- _Instructions to follow_
Reply with nothing but how many lines in the entries below include "FREE".

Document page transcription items
___
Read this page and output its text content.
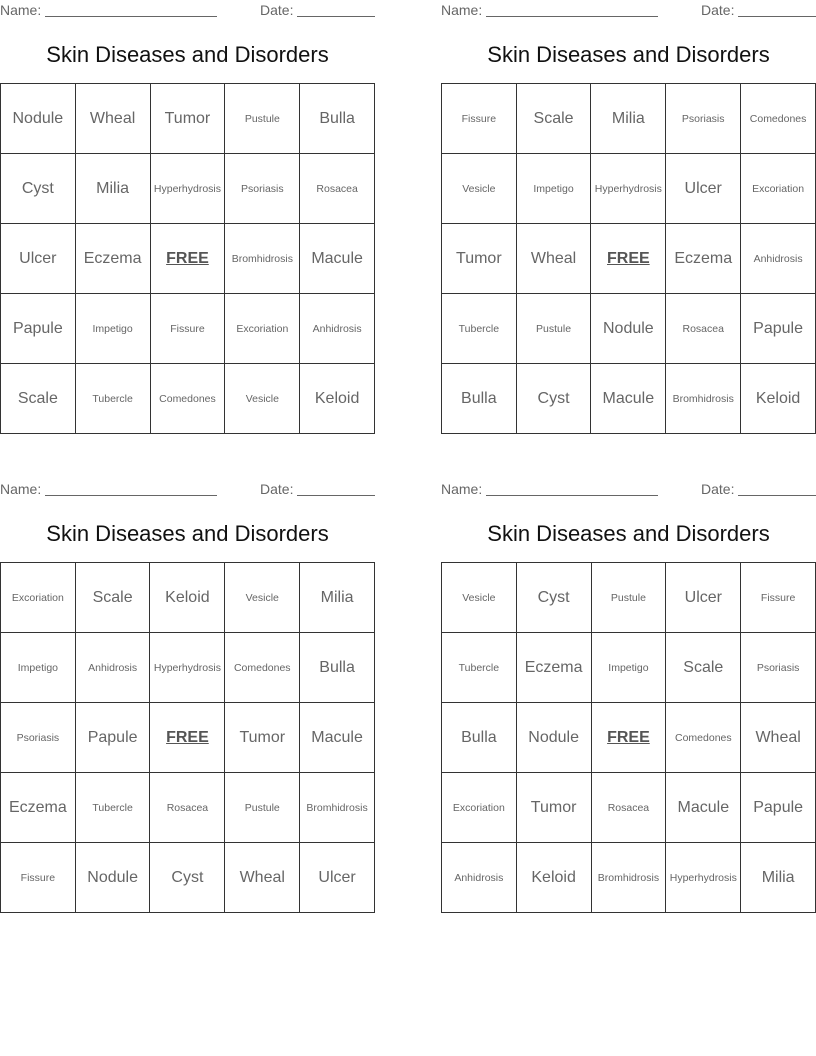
Name:	Date:
Skin Diseases and Disorders
Nodule	Wheal	Tumor	Pustule	Bulla
Cyst	Milia	Hyperhydrosis	Psoriasis	Rosacea
Ulcer	Eczema	FREE	Bromhidrosis	Macule
Papule	Impetigo	Fissure	Excoriation	Anhidrosis
Scale	Tubercle	Comedones	Vesicle	Keloid
Name:	Date:
Skin Diseases and Disorders
Fissure	Scale	Milia	Psoriasis	Comedones
Vesicle	Impetigo	Hyperhydrosis	Ulcer	Excoriation
Tumor	Wheal	FREE	Eczema	Anhidrosis
Tubercle	Pustule	Nodule	Rosacea	Papule
Bulla	Cyst	Macule	Bromhidrosis	Keloid
Name:	Date:
Skin Diseases and Disorders
Excoriation	Scale	Keloid	Vesicle	Milia
Impetigo	Anhidrosis	Hyperhydrosis	Comedones	Bulla
Psoriasis	Papule	FREE	Tumor	Macule
Eczema	Tubercle	Rosacea	Pustule	Bromhidrosis
Fissure	Nodule	Cyst	Wheal	Ulcer
Name:	Date:
Skin Diseases and Disorders
Vesicle	Cyst	Pustule	Ulcer	Fissure
Tubercle	Eczema	Impetigo	Scale	Psoriasis
Bulla	Nodule	FREE	Comedones	Wheal
Excoriation	Tumor	Rosacea	Macule	Papule
Anhidrosis	Keloid	Bromhidrosis	Hyperhydrosis	Milia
___
- _Your response_
4